DATASET ENTRIES:
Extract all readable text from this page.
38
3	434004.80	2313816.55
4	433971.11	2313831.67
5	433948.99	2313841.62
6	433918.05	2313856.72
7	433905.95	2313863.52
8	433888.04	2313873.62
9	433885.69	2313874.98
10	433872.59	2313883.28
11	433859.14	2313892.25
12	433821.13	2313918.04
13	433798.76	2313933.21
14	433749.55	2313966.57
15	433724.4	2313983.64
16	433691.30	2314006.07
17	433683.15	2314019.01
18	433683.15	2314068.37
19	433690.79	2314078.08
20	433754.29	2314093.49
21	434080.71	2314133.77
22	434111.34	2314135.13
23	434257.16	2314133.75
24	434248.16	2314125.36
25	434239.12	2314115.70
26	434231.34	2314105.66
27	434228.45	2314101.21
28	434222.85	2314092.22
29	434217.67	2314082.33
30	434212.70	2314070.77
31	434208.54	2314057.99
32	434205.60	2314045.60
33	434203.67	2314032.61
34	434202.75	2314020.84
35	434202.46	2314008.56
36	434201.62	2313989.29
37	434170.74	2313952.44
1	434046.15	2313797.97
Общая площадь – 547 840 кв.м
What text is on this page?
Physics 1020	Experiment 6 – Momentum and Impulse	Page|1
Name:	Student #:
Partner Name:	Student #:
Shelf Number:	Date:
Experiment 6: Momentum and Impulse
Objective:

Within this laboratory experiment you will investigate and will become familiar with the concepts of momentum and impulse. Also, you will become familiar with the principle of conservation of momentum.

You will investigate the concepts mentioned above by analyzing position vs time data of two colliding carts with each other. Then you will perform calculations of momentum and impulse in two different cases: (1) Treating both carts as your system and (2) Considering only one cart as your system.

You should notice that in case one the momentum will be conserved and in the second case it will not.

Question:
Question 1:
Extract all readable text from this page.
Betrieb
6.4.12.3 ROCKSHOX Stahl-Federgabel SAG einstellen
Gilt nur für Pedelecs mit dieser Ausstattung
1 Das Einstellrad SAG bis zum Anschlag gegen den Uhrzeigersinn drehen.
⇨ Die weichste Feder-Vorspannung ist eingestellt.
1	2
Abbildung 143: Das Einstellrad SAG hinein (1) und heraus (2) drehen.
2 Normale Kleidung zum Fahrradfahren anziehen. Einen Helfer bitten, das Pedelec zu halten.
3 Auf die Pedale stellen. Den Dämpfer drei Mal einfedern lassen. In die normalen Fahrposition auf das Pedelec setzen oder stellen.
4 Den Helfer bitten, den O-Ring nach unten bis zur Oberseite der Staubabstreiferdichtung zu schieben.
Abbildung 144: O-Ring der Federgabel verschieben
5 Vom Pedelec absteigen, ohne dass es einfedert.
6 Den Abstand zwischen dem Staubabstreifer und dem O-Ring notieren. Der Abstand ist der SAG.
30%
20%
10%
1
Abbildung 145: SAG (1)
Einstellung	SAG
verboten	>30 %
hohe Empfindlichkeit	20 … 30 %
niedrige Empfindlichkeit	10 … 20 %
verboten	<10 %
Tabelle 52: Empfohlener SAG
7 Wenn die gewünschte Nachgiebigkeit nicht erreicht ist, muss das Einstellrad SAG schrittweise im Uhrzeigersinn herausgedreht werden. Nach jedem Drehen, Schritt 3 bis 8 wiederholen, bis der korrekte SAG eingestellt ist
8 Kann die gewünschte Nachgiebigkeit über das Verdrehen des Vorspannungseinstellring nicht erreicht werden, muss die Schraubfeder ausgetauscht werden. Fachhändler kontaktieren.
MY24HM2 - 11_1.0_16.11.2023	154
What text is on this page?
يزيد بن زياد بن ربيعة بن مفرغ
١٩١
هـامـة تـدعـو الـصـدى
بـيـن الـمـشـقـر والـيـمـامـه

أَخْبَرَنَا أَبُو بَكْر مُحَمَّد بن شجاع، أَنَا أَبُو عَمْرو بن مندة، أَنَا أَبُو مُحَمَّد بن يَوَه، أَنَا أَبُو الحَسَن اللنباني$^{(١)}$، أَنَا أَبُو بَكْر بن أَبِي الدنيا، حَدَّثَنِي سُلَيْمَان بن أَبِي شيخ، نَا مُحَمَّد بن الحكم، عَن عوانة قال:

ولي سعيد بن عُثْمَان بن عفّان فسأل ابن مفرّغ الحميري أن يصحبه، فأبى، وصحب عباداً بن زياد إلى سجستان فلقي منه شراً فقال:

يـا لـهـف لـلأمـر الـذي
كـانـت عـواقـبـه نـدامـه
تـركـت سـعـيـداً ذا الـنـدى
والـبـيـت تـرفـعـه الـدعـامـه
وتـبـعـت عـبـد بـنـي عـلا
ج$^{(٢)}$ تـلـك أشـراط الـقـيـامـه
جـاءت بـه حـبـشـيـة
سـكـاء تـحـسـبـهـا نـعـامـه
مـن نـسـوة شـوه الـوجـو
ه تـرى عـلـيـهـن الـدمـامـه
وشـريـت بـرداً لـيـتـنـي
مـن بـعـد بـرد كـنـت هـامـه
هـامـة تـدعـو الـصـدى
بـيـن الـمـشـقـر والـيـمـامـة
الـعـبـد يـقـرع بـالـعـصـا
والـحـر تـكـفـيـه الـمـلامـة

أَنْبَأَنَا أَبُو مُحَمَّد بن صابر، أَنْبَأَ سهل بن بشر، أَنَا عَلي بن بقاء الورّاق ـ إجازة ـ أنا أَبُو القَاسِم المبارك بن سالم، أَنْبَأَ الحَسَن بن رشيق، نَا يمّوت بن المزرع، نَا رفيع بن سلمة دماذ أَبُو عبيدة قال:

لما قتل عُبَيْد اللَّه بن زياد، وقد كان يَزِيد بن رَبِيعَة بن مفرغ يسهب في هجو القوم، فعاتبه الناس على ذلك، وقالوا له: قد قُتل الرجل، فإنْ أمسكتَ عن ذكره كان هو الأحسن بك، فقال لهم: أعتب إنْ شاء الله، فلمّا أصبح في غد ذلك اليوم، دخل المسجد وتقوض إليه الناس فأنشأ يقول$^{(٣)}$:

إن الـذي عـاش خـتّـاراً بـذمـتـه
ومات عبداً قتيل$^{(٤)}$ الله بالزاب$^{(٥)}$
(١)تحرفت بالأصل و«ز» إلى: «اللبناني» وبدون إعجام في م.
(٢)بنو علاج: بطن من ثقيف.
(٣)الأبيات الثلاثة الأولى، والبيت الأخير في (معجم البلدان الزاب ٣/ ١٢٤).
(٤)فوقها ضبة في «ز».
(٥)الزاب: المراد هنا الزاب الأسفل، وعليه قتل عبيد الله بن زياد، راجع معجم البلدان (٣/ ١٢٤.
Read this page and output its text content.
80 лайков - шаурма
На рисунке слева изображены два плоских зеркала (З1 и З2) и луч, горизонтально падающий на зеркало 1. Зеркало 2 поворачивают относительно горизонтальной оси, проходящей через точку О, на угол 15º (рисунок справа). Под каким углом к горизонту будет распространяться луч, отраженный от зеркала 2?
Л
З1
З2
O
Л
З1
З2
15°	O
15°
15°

THE EXERCISE: Please give back all of the records exactly as written.

SOLVED EXERCISE:
Extract all readable text from this page.
38
3	434004.80	2313816.55
4	433971.11	2313831.67
5	433948.99	2313841.62
6	433918.05	2313856.72
7	433905.95	2313863.52
8	433888.04	2313873.62
9	433885.69	2313874.98
10	433872.59	2313883.28
11	433859.14	2313892.25
12	433821.13	2313918.04
13	433798.76	2313933.21
14	433749.55	2313966.57
15	433724.4	2313983.64
16	433691.30	2314006.07
17	433683.15	2314019.01
18	433683.15	2314068.37
19	433690.79	2314078.08
20	433754.29	2314093.49
21	434080.71	2314133.77
22	434111.34	2314135.13
23	434257.16	2314133.75
24	434248.16	2314125.36
25	434239.12	2314115.70
26	434231.34	2314105.66
27	434228.45	2314101.21
28	434222.85	2314092.22
29	434217.67	2314082.33
30	434212.70	2314070.77
31	434208.54	2314057.99
32	434205.60	2314045.60
33	434203.67	2314032.61
34	434202.75	2314020.84
35	434202.46	2314008.56
36	434201.62	2313989.29
37	434170.74	2313952.44
1	434046.15	2313797.97
Общая площадь – 547 840 кв.м
What text is on this page?
Physics 1020	Experiment 6 – Momentum and Impulse	Page|1
Name:	Student #:
Partner Name:	Student #:
Shelf Number:	Date:
Experiment 6: Momentum and Impulse
Objective:

Within this laboratory experiment you will investigate and will become familiar with the concepts of momentum and impulse. Also, you will become familiar with the principle of conservation of momentum.

You will investigate the concepts mentioned above by analyzing position vs time data of two colliding carts with each other. Then you will perform calculations of momentum and impulse in two different cases: (1) Treating both carts as your system and (2) Considering only one cart as your system.

You should notice that in case one the momentum will be conserved and in the second case it will not.

Question:
Question 1:
Extract all readable text from this page.
Betrieb
6.4.12.3 ROCKSHOX Stahl-Federgabel SAG einstellen
Gilt nur für Pedelecs mit dieser Ausstattung
1 Das Einstellrad SAG bis zum Anschlag gegen den Uhrzeigersinn drehen.
⇨ Die weichste Feder-Vorspannung ist eingestellt.
1	2
Abbildung 143: Das Einstellrad SAG hinein (1) und heraus (2) drehen.
2 Normale Kleidung zum Fahrradfahren anziehen. Einen Helfer bitten, das Pedelec zu halten.
3 Auf die Pedale stellen. Den Dämpfer drei Mal einfedern lassen. In die normalen Fahrposition auf das Pedelec setzen oder stellen.
4 Den Helfer bitten, den O-Ring nach unten bis zur Oberseite der Staubabstreiferdichtung zu schieben.
Abbildung 144: O-Ring der Federgabel verschieben
5 Vom Pedelec absteigen, ohne dass es einfedert.
6 Den Abstand zwischen dem Staubabstreifer und dem O-Ring notieren. Der Abstand ist der SAG.
30%
20%
10%
1
Abbildung 145: SAG (1)
Einstellung	SAG
verboten	>30 %
hohe Empfindlichkeit	20 … 30 %
niedrige Empfindlichkeit	10 … 20 %
verboten	<10 %
Tabelle 52: Empfohlener SAG
7 Wenn die gewünschte Nachgiebigkeit nicht erreicht ist, muss das Einstellrad SAG schrittweise im Uhrzeigersinn herausgedreht werden. Nach jedem Drehen, Schritt 3 bis 8 wiederholen, bis der korrekte SAG eingestellt ist
8 Kann die gewünschte Nachgiebigkeit über das Verdrehen des Vorspannungseinstellring nicht erreicht werden, muss die Schraubfeder ausgetauscht werden. Fachhändler kontaktieren.
MY24HM2 - 11_1.0_16.11.2023	154
What text is on this page?
يزيد بن زياد بن ربيعة بن مفرغ
١٩١
هـامـة تـدعـو الـصـدى
بـيـن الـمـشـقـر والـيـمـامـه

أَخْبَرَنَا أَبُو بَكْر مُحَمَّد بن شجاع، أَنَا أَبُو عَمْرو بن مندة، أَنَا أَبُو مُحَمَّد بن يَوَه، أَنَا أَبُو الحَسَن اللنباني$^{(١)}$، أَنَا أَبُو بَكْر بن أَبِي الدنيا، حَدَّثَنِي سُلَيْمَان بن أَبِي شيخ، نَا مُحَمَّد بن الحكم، عَن عوانة قال:

ولي سعيد بن عُثْمَان بن عفّان فسأل ابن مفرّغ الحميري أن يصحبه، فأبى، وصحب عباداً بن زياد إلى سجستان فلقي منه شراً فقال:

يـا لـهـف لـلأمـر الـذي
كـانـت عـواقـبـه نـدامـه
تـركـت سـعـيـداً ذا الـنـدى
والـبـيـت تـرفـعـه الـدعـامـه
وتـبـعـت عـبـد بـنـي عـلا
ج$^{(٢)}$ تـلـك أشـراط الـقـيـامـه
جـاءت بـه حـبـشـيـة
سـكـاء تـحـسـبـهـا نـعـامـه
مـن نـسـوة شـوه الـوجـو
ه تـرى عـلـيـهـن الـدمـامـه
وشـريـت بـرداً لـيـتـنـي
مـن بـعـد بـرد كـنـت هـامـه
هـامـة تـدعـو الـصـدى
بـيـن الـمـشـقـر والـيـمـامـة
الـعـبـد يـقـرع بـالـعـصـا
والـحـر تـكـفـيـه الـمـلامـة

أَنْبَأَنَا أَبُو مُحَمَّد بن صابر، أَنْبَأَ سهل بن بشر، أَنَا عَلي بن بقاء الورّاق ـ إجازة ـ أنا أَبُو القَاسِم المبارك بن سالم، أَنْبَأَ الحَسَن بن رشيق، نَا يمّوت بن المزرع، نَا رفيع بن سلمة دماذ أَبُو عبيدة قال:

لما قتل عُبَيْد اللَّه بن زياد، وقد كان يَزِيد بن رَبِيعَة بن مفرغ يسهب في هجو القوم، فعاتبه الناس على ذلك، وقالوا له: قد قُتل الرجل، فإنْ أمسكتَ عن ذكره كان هو الأحسن بك، فقال لهم: أعتب إنْ شاء الله، فلمّا أصبح في غد ذلك اليوم، دخل المسجد وتقوض إليه الناس فأنشأ يقول$^{(٣)}$:

إن الـذي عـاش خـتّـاراً بـذمـتـه
ومات عبداً قتيل$^{(٤)}$ الله بالزاب$^{(٥)}$
(١)تحرفت بالأصل و«ز» إلى: «اللبناني» وبدون إعجام في م.
(٢)بنو علاج: بطن من ثقيف.
(٣)الأبيات الثلاثة الأولى، والبيت الأخير في (معجم البلدان الزاب ٣/ ١٢٤).
(٤)فوقها ضبة في «ز».
(٥)الزاب: المراد هنا الزاب الأسفل، وعليه قتل عبيد الله بن زياد، راجع معجم البلدان (٣/ ١٢٤.
Read this page and output its text content.
80 лайков - шаурма
На рисунке слева изображены два плоских зеркала (З1 и З2) и луч, горизонтально падающий на зеркало 1. Зеркало 2 поворачивают относительно горизонтальной оси, проходящей через точку О, на угол 15º (рисунок справа). Под каким углом к горизонту будет распространяться луч, отраженный от зеркала 2?
Л
З1
З2
O
Л
З1
З2
15°	O
15°
15°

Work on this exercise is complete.